Consigne A —
Répondez à ces questions sur l'extrait ci-dessous consacré à Riad Sattouf :
(i) Qui signe l'extrait ?
(ii) Quel est le titre du second long métrage de Riad Sattouf ?
(iii) Quels auteurs de bande dessinée passés à la mise en scène sont cités pour la même difficulté à structurer le récit ?

****************

Réhabiliter la figure paternelle.
Par Julien Bastide
Retour à la case bande dessinée pour Riad Sattouf après un détour par le cinéma, où on espère qu’il reviendra malgré l’échec public de son second long métrage, Jacky au Royaume des filles, bourré jusqu’à la gueule d’idées hilarantes sur le plan de l’écriture et de l’image, mais plombé par une narration mollassonne et somme toute assez peu cinématographique. Peut-être s’agit-il d’ailleurs d’un défaut typique des auteurs de bande dessinée passés à la mise en scène. On remarque en effet du côté de Joann Sfar ou Pascal Rabaté la même difficulté à structurer le récit autrement que par un empilage de scénettes (de vignettes ?) assez mal reliées entre elles, aux antipodes de la fluidité et de la science de l’enchaînement qui caractérise l’art de la narration filmée.

****************

Consigne B — Pouvez-vous reproduire à l'identique les lignes des enregistrements, du début jusqu'à la ligne contenant "- resistor R 1M horizontal: [70, 190, 96, 201]", celle-ci comprise ?

(Entrées de position des éléments)
****************

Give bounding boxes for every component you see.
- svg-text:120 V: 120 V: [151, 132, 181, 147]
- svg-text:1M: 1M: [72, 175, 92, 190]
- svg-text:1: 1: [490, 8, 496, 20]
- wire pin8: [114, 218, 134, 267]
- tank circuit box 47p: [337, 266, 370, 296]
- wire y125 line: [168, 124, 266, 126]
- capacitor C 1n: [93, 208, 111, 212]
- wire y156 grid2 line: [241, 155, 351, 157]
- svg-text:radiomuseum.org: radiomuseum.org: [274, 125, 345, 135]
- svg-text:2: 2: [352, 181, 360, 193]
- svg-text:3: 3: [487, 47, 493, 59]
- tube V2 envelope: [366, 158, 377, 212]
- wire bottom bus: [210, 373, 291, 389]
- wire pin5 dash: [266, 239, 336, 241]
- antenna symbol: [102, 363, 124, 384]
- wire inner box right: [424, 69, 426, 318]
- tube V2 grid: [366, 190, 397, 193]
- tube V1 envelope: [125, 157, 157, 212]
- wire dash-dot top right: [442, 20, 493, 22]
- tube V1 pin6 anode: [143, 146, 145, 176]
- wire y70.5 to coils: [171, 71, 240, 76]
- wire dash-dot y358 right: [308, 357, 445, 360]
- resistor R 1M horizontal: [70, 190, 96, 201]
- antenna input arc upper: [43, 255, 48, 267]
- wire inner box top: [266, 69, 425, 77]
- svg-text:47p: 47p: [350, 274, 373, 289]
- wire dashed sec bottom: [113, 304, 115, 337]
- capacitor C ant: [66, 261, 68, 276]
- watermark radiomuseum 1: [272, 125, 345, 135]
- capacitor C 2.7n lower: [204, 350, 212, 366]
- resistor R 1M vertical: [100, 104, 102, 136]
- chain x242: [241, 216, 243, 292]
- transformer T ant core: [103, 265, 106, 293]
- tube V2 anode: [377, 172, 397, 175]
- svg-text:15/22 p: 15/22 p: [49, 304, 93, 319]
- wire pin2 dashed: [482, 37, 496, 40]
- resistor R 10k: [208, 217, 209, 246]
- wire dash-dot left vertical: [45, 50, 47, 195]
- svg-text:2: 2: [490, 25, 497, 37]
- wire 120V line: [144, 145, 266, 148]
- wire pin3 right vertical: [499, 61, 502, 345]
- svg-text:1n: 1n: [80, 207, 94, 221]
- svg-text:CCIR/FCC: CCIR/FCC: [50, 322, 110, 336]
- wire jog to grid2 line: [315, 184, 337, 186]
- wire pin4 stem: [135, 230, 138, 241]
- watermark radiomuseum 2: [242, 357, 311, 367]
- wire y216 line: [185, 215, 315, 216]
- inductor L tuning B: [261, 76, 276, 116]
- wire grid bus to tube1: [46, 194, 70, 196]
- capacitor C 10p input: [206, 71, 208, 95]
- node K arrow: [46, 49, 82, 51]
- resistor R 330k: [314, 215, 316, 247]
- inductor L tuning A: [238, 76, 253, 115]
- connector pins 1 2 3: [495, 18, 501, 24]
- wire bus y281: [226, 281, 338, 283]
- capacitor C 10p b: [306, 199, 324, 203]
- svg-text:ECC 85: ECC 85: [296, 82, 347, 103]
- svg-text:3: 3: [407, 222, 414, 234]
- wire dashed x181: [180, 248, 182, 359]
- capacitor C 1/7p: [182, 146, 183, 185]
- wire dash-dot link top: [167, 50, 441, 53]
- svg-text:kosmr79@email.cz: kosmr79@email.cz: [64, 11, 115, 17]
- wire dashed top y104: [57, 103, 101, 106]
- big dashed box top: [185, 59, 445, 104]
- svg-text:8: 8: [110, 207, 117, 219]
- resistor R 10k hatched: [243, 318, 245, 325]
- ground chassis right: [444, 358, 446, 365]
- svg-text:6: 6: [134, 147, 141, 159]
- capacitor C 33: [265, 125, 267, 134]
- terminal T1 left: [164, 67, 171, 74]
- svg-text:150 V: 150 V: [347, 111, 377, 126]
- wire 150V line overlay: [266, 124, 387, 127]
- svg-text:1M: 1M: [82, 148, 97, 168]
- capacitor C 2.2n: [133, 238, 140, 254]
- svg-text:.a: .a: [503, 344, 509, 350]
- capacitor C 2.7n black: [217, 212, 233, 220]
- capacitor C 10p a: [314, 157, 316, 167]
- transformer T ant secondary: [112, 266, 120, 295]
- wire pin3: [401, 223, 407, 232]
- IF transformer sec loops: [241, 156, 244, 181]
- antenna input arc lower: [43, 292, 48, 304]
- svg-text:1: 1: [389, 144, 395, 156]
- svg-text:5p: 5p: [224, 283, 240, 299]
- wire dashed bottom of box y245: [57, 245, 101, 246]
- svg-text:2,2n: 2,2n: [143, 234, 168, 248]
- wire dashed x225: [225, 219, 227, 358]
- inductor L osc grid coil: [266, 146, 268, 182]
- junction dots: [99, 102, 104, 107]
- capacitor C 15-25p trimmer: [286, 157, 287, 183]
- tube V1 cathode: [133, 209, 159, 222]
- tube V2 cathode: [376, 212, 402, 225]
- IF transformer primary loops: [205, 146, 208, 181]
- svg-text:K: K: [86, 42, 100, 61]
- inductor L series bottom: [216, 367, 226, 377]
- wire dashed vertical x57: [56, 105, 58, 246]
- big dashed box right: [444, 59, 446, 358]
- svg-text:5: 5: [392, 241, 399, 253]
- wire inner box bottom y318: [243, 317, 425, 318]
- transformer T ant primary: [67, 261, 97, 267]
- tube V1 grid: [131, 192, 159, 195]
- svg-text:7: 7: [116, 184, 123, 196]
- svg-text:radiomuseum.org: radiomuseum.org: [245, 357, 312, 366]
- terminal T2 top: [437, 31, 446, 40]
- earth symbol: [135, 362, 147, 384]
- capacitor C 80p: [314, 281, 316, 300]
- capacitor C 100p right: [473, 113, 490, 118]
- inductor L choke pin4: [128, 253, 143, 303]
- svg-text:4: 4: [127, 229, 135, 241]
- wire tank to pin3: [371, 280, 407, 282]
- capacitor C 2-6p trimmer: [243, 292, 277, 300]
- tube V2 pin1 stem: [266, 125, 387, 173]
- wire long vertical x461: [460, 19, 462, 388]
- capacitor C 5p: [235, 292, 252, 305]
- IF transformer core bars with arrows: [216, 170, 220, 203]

****************

Réponse complète A —
(i) Julien Bastide.
(ii) Jacky au Royaume des filles.
(iii) Joann Sfar et Pascal Rabaté.

Réponse complète B —
Give bounding boxes for every component you see.
- svg-text:120 V: 120 V: [151, 132, 181, 147]
- svg-text:1M: 1M: [72, 175, 92, 190]
- svg-text:1: 1: [490, 8, 496, 20]
- wire pin8: [114, 218, 134, 267]
- tank circuit box 47p: [337, 266, 370, 296]
- wire y125 line: [168, 124, 266, 126]
- capacitor C 1n: [93, 208, 111, 212]
- wire y156 grid2 line: [241, 155, 351, 157]
- svg-text:radiomuseum.org: radiomuseum.org: [274, 125, 345, 135]
- svg-text:2: 2: [352, 181, 360, 193]
- svg-text:3: 3: [487, 47, 493, 59]
- tube V2 envelope: [366, 158, 377, 212]
- wire bottom bus: [210, 373, 291, 389]
- wire pin5 dash: [266, 239, 336, 241]
- antenna symbol: [102, 363, 124, 384]
- wire inner box right: [424, 69, 426, 318]
- tube V2 grid: [366, 190, 397, 193]
- tube V1 envelope: [125, 157, 157, 212]
- wire dash-dot top right: [442, 20, 493, 22]
- tube V1 pin6 anode: [143, 146, 145, 176]
- wire y70.5 to coils: [171, 71, 240, 76]
- wire dash-dot y358 right: [308, 357, 445, 360]
- resistor R 1M horizontal: [70, 190, 96, 201]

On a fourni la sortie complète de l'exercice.